EXERCISE GOAL -
Output the material below unchanged, apart from leaving out the pictures.

--- START RECORDS TO PROCESS ---

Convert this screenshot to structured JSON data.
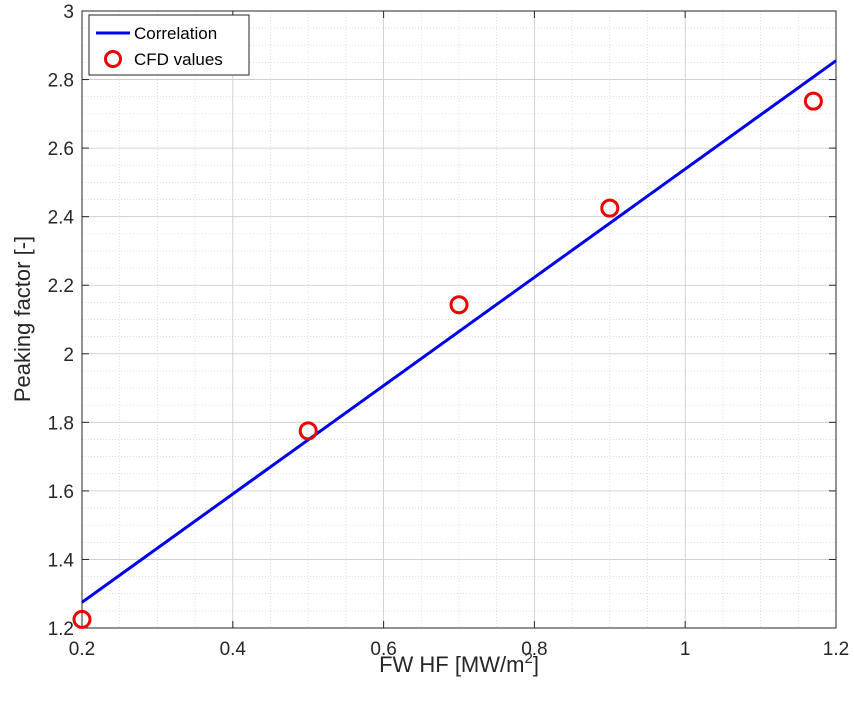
{
  "chart_data": {
    "type": "line",
    "title": "",
    "xlabel": "FW HF [MW/m",
    "xlabel_sup": "2",
    "xlabel_end": "]",
    "ylabel": "Peaking factor [-]",
    "xlim": [
      0.2,
      1.2
    ],
    "ylim": [
      1.2,
      3.0
    ],
    "xticks": [
      0.2,
      0.4,
      0.6,
      0.8,
      1.0,
      1.2
    ],
    "xtick_labels": [
      "0.2",
      "0.4",
      "0.6",
      "0.8",
      "1",
      "1.2"
    ],
    "yticks": [
      1.2,
      1.4,
      1.6,
      1.8,
      2.0,
      2.2,
      2.4,
      2.6,
      2.8,
      3.0
    ],
    "ytick_labels": [
      "1.2",
      "1.4",
      "1.6",
      "1.8",
      "2",
      "2.2",
      "2.4",
      "2.6",
      "2.8",
      "3"
    ],
    "grid": true,
    "minor_grid": true,
    "legend_position": "top-left",
    "series": [
      {
        "name": "Correlation",
        "kind": "line",
        "color": "#0000ee",
        "x": [
          0.2,
          1.2
        ],
        "y": [
          1.275,
          2.855
        ]
      },
      {
        "name": "CFD values",
        "kind": "scatter",
        "marker": "circle",
        "color": "#ee0000",
        "x": [
          0.2,
          0.5,
          0.7,
          0.9,
          1.17
        ],
        "y": [
          1.225,
          1.775,
          2.143,
          2.425,
          2.737
        ]
      }
    ]
  }
}
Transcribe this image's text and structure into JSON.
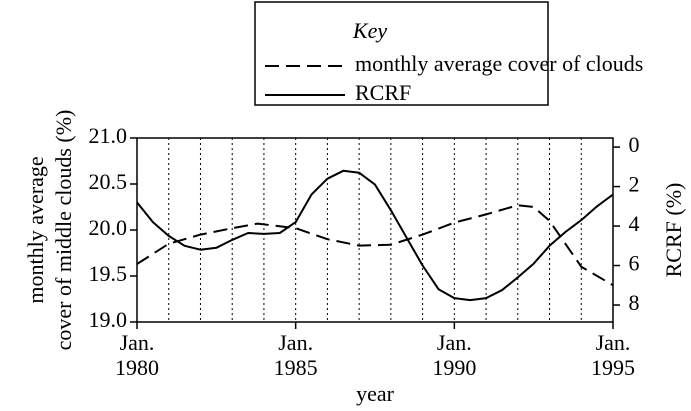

--- END RECORDS TO PROCESS ---

FULL ANSWER -
Convert this screenshot to structured JSON data.
{
  "chart_data": {
    "type": "line",
    "title": "",
    "xlabel": "FW HF [MW/m",
    "xlabel_sup": "2",
    "xlabel_end": "]",
    "ylabel": "Peaking factor [-]",
    "xlim": [
      0.2,
      1.2
    ],
    "ylim": [
      1.2,
      3.0
    ],
    "xticks": [
      0.2,
      0.4,
      0.6,
      0.8,
      1.0,
      1.2
    ],
    "xtick_labels": [
      "0.2",
      "0.4",
      "0.6",
      "0.8",
      "1",
      "1.2"
    ],
    "yticks": [
      1.2,
      1.4,
      1.6,
      1.8,
      2.0,
      2.2,
      2.4,
      2.6,
      2.8,
      3.0
    ],
    "ytick_labels": [
      "1.2",
      "1.4",
      "1.6",
      "1.8",
      "2",
      "2.2",
      "2.4",
      "2.6",
      "2.8",
      "3"
    ],
    "grid": true,
    "minor_grid": true,
    "legend_position": "top-left",
    "series": [
      {
        "name": "Correlation",
        "kind": "line",
        "color": "#0000ee",
        "x": [
          0.2,
          1.2
        ],
        "y": [
          1.275,
          2.855
        ]
      },
      {
        "name": "CFD values",
        "kind": "scatter",
        "marker": "circle",
        "color": "#ee0000",
        "x": [
          0.2,
          0.5,
          0.7,
          0.9,
          1.17
        ],
        "y": [
          1.225,
          1.775,
          2.143,
          2.425,
          2.737
        ]
      }
    ]
  }
}
Transcribe this image's text and structure into JSON.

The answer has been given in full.